# YOUR TASKS:
(1) In the Nikki Baggerman profile, which team did Baggerman play for on loan in 2020?
(2) Reproduce the Nikki Baggerman profile word for word, between "Team information" and "RKC / 54 / (2)", inclusive.
(3) Write the next part of the Nikki Baggerman profile, picking up after its last sentence.

# SUPPLIED TEXT:
● ● ● ● ● ● ●

Nikki Baggerman

Personal information
- Date of birth: 17 October 1997 (age 28)
- Place of birth: Monster, Netherlands
- Height: 1.79 m (5 ft 10 in)
- Position: Midfielder

Team information
- Current team: Achilles Veen
- Number: 8

Youth career
- 2003–2005: SC Monster
- 2005–2016: ADO Den Haag

Senior career*
- Years: Team / Apps / (Gls)
- 2016–2020: RKC / 54 / (2)
- 2020: → TEC (loan) / 5 / (0)
- 2020–2021: Dordrecht / 28 / (0)
- 2022–: Achilles Veen

= Nikki Baggerman =

Dutch footballer (born 1997)

Nikki Baggerman (born 17 October 1997) is a Dutch footballer who plays as a midfielder for Achilles Veen.

● ● ● ● ● ● ●

# RECORDS:

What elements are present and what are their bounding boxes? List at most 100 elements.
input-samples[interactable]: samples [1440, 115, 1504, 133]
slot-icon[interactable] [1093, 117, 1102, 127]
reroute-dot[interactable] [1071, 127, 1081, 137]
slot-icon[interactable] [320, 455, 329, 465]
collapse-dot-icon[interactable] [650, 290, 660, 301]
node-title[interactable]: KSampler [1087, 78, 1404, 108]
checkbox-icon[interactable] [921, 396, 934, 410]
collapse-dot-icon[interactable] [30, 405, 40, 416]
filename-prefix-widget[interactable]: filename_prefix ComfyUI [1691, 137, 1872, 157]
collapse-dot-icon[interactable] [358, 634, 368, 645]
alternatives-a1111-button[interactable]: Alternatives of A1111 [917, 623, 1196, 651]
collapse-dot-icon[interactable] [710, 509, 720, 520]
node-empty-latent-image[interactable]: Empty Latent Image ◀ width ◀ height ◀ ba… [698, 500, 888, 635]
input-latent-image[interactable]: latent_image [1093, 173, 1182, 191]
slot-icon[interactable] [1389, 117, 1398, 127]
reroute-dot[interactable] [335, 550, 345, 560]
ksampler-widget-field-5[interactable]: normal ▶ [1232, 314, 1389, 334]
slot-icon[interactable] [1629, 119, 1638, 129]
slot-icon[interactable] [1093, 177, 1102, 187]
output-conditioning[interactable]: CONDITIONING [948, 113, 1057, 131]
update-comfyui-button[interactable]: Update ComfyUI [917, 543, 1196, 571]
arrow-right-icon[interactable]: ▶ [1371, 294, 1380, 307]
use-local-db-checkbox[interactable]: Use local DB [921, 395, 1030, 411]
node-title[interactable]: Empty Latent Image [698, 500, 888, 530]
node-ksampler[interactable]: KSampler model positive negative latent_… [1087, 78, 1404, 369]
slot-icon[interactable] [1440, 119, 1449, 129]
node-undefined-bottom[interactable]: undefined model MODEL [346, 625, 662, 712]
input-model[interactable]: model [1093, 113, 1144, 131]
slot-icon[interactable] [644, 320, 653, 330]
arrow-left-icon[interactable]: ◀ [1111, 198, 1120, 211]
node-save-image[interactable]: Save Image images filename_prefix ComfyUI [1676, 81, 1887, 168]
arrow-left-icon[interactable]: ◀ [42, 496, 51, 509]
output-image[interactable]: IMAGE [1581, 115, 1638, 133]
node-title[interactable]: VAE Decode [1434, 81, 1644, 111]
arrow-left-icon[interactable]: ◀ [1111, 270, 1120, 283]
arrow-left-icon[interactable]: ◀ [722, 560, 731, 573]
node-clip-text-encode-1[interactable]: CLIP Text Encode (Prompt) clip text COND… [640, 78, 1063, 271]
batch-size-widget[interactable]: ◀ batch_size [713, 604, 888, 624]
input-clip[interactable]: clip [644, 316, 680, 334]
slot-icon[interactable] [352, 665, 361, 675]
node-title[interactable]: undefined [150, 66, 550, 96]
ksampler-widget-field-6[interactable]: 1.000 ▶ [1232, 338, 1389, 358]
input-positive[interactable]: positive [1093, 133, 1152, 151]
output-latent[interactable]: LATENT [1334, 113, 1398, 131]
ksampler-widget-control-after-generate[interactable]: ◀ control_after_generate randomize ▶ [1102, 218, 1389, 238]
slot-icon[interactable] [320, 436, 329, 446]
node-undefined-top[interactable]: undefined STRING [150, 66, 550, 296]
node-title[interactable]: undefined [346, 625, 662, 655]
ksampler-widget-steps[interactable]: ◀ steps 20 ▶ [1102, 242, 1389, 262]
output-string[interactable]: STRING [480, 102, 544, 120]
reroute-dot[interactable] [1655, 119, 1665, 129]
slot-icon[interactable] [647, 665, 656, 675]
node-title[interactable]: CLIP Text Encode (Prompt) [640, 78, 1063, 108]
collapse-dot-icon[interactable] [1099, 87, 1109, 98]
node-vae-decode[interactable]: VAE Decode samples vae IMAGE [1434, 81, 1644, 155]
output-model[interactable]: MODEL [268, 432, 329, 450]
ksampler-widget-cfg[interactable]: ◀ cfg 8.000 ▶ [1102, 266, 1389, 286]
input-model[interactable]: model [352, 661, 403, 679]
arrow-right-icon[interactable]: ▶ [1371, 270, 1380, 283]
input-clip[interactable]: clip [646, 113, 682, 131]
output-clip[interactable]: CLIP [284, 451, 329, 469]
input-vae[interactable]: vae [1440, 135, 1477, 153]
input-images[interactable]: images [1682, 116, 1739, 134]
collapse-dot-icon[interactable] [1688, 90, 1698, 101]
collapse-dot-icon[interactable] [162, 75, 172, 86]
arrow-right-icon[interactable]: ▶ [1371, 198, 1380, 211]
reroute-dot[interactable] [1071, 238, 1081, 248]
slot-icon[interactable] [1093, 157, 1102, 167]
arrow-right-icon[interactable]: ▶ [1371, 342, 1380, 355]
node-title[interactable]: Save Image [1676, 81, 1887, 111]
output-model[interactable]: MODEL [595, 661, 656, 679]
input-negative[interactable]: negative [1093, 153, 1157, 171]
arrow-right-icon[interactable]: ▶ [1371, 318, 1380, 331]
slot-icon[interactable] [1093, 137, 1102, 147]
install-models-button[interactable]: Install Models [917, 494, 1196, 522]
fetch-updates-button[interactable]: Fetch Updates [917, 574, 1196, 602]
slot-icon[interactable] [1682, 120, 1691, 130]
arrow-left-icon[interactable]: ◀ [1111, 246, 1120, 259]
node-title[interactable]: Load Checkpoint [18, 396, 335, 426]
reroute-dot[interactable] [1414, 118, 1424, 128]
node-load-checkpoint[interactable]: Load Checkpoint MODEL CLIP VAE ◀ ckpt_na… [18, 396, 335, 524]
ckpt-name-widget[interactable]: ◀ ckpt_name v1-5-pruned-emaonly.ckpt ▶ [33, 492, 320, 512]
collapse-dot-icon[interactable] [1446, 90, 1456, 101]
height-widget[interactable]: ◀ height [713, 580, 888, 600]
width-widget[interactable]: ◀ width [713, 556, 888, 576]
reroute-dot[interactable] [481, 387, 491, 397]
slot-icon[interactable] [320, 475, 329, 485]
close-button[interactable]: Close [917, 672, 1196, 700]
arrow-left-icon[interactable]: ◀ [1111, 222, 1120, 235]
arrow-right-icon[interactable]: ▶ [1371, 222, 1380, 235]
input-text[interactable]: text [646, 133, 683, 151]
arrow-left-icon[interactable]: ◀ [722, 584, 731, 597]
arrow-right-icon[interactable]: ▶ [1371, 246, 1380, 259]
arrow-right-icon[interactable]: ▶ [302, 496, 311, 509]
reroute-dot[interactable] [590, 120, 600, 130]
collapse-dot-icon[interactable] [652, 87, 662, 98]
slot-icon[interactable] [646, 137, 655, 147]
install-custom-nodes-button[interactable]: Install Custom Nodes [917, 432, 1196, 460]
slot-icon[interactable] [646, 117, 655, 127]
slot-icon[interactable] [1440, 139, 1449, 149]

● ● ● ● ● ● ●

# ANSWERS TO THE EXERCISES:
(1) TEC

(2)
Team information
- Current team: Achilles Veen
- Number: 8

Youth career
- 2003–2005: SC Monster
- 2005–2016: ADO Den Haag

Senior career*
- Years: Team / Apps / (Gls)
- 2016–2020: RKC / 54 / (2)

(3)
==Club career==
He made his Eerste Divisie debut for RKC Waalwijk on 7 April 2017 in a game against De Graafschap. He moved to Dordrecht in 2020.

On 4 January 2022, Baggerman joined fifth-tier Hoofdklasse club Achilles Veen.

In May 2024, Baggerman collapsed on the pitch during a cup match while playing for Achilles. After being revived he was sent to a Tilburg hospital.